### 제시 지문
-*-
비교예 2: 갈대를 원료로 하는 발효당의 제조

성분 조성을 알고 있는 한국 자생 갈대 분말을 건물중으로 150 g을 칭량하여 2 L용 고압반응기(Parr reactor; Parr Instrument Co. Ltd., 미국) 병(jar)에 넣고 증류수를 가하여 내용물 무게가 1,500 g이 되게 하였다. 상기 반응기를 가열하여 200℃에서 10분간 열수 전처리하였다. 반응이 끝난 후 반응기 병을 흐르는 물에 담가 급속 냉각한 다음 내용물을 광목자루에 옮겨 담았다. 탈수기(짤순이, 한일전기 제품, 한국)에 넣어 30분간 탈수하였다. 탈수가 완료된 고형물을 20 L의 끓는 물에 담갔다가 탈수기로 탈수하였다. 이어 상온수 20 L에 담갔다가 다시 탈수하였다. 광목자루 내에 남아 있는 고형분을 5 L용 발효기(BioTron, 한국)의 발효조로 옮기고 비이온수를 가하여 총량이 950 g이 되게 하였다. 이후, 상기 발효조를 밀봉한 다음 오토클레이브에 넣고 121℃에서 60분간 멸균하였다. 셀룰로오스 가수분해 효소로서 Cellic CTec2 13.5 ml와 Cellic HTec2 1.5 ml를 초순수 135 ml에 녹이고 0.22 ㎛ 멤브레인 필터가 부착된 필터 시스템(Corning 제품, 미국)으로 여과한 다음 클린벤치 내에서 발효조에 가하였다. 상기 발효조를 50 ±1℃ 및 pH 5.0 ±0.1로 유지하면서 150 rpm으로 교반하면서 72 시간 동안 가수분해하였다. 가수분해물의 일부를 취하여 원심분리함으로써 상징액을 얻은 다음 BioRad Aminex HPX-87H 컬럼과 굴절률계가 장착된 워터스(Waters) HPLC로 분석한 후 포도당과 기타 당 및 초산의 수율을 산출하여 하기 표 1에 나타내었다.

성분명	수율(g/100g 바이오매스)
	해바라기 줄기		갈대
	실시예 1	비교예 1	실시예 2	비교예 2
포도당	27.0	24.2	34.8	34.2
기타 당	4.5	4.5	1.7	1.6
초산	0.09	0.51	0.05	0.25
HMF	0.0	0.00	0.0	0.0
퍼퓨랄	0.0	0.00	0.0	0.0

상기 표 1에서 보는 바와 같이, 본 발명의 열수 전처리물을 알칼리 수용액으로 세척함으로써 초산을 제거하는 방법으로 제조한 당용액으로부터 환산한 초산 수율은, 해바라기 줄기가 원료인 실시예 1에서는 바이오매스 100 g 당 0.09 g으로, 단순히 끓는 물로 세척한 뒤 효소당화하여 얻은 비교예 1의 0.51 g의 1/5에 불과하다. 또한, 갈대가 원료인 실시예 2에서도 바이오매스 100 g 당 초산 수율이 0.05 g인 반면, 비교예 2는 0.25 g으로, 비교예 2의 초산 수율의 1/5에 불과하였다. 따라서, 본 발명의 방법은 바이오매스 열수 전처리물을 100℃ 이하에서 알칼리 수용액으로 세척하는 것만으로도 당용액 중의 초산 농도를 크게 줄일 수 있으므로 미생물 발효를 위한 발효당의 제조에 매우 유용함을 알 수 있다.
-*-
### 과제 요약 1
제시 지문에서 "상기 표 1에서 보는"부터 "유용함을 알 수 있다."까지, 양 끝을 포함한 부분을 한 글자도 바꾸지 말고 옮겨 적어 주세요.
### 과제 요약 2
제시 지문에 따르면, 갈대 분말은 몇 ℃에서 몇 분 동안 열수 전처리되었습니까?
-*-
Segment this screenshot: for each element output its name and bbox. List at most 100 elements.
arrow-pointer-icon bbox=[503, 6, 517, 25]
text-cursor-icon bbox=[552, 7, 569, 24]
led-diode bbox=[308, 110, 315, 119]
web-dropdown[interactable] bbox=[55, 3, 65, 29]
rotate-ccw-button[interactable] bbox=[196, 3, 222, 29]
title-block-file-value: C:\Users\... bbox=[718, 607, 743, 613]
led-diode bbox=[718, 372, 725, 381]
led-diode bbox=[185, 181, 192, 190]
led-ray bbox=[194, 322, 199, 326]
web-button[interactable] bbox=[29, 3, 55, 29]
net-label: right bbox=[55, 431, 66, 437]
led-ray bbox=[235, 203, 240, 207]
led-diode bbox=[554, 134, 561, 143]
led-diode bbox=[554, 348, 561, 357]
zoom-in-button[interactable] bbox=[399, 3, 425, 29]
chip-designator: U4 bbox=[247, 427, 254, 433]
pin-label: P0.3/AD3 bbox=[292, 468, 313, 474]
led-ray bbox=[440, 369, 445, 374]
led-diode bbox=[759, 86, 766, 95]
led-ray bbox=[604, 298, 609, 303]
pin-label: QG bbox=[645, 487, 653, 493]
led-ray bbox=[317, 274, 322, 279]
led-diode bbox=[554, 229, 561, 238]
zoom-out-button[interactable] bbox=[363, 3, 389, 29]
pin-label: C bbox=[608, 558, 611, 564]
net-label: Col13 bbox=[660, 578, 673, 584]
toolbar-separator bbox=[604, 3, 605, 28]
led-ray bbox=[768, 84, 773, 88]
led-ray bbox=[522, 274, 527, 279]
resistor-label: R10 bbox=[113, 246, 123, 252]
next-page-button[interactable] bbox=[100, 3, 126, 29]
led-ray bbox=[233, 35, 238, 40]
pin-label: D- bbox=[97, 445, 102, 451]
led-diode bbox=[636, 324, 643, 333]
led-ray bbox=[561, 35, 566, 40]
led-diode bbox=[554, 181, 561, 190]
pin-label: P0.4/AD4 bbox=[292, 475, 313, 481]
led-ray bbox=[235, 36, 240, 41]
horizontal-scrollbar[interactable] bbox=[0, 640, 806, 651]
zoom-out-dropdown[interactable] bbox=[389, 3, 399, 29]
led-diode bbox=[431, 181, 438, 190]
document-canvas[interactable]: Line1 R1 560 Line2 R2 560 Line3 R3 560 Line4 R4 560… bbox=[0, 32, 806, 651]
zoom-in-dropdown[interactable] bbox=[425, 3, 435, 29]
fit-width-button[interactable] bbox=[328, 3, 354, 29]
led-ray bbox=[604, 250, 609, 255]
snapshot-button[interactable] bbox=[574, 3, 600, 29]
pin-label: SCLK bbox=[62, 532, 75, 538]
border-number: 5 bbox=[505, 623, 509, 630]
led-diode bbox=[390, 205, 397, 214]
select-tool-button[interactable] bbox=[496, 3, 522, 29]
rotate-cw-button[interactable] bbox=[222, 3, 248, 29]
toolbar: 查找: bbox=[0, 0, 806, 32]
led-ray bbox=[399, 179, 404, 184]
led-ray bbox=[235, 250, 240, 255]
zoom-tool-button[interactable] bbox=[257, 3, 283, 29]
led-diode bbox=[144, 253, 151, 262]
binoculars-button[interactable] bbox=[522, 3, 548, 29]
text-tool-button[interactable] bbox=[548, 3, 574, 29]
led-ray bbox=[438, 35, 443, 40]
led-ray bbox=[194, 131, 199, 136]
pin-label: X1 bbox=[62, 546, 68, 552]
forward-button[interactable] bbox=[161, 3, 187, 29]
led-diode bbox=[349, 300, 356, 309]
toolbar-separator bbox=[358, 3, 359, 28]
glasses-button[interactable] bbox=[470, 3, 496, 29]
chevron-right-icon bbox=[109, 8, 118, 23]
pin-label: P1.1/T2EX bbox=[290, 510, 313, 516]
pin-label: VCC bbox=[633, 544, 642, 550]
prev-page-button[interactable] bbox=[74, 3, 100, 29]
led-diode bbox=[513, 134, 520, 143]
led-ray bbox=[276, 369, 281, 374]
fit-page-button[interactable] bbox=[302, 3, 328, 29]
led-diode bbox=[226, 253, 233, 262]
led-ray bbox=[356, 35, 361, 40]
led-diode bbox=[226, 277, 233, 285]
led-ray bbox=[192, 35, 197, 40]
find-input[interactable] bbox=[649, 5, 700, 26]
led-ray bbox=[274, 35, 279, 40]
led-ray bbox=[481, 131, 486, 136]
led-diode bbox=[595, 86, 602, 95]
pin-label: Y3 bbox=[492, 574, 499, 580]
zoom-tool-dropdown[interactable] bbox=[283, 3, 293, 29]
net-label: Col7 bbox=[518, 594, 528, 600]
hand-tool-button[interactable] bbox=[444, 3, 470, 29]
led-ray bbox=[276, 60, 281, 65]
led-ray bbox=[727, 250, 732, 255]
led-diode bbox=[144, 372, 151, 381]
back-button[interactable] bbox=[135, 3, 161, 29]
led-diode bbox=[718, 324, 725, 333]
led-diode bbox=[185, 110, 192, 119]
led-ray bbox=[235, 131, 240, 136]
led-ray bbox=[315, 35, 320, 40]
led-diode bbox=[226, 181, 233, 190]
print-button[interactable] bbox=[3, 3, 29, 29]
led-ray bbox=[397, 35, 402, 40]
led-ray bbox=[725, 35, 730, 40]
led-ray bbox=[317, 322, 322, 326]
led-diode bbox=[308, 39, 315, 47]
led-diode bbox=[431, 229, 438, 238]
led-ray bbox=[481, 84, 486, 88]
-*-
### 답안 1
상기 표 1에서 보는 바와 같이, 본 발명의 열수 전처리물을 알칼리 수용액으로 세척함으로써 초산을 제거하는 방법으로 제조한 당용액으로부터 환산한 초산 수율은, 해바라기 줄기가 원료인 실시예 1에서는 바이오매스 100 g 당 0.09 g으로, 단순히 끓는 물로 세척한 뒤 효소당화하여 얻은 비교예 1의 0.51 g의 1/5에 불과하다. 또한, 갈대가 원료인 실시예 2에서도 바이오매스 100 g 당 초산 수율이 0.05 g인 반면, 비교예 2는 0.25 g으로, 비교예 2의 초산 수율의 1/5에 불과하였다. 따라서, 본 발명의 방법은 바이오매스 열수 전처리물을 100℃ 이하에서 알칼리 수용액으로 세척하는 것만으로도 당용액 중의 초산 농도를 크게 줄일 수 있으므로 미생물 발효를 위한 발효당의 제조에 매우 유용함을 알 수 있다.

### 답안 2
200℃에서 10분간 열수 전처리되었습니다.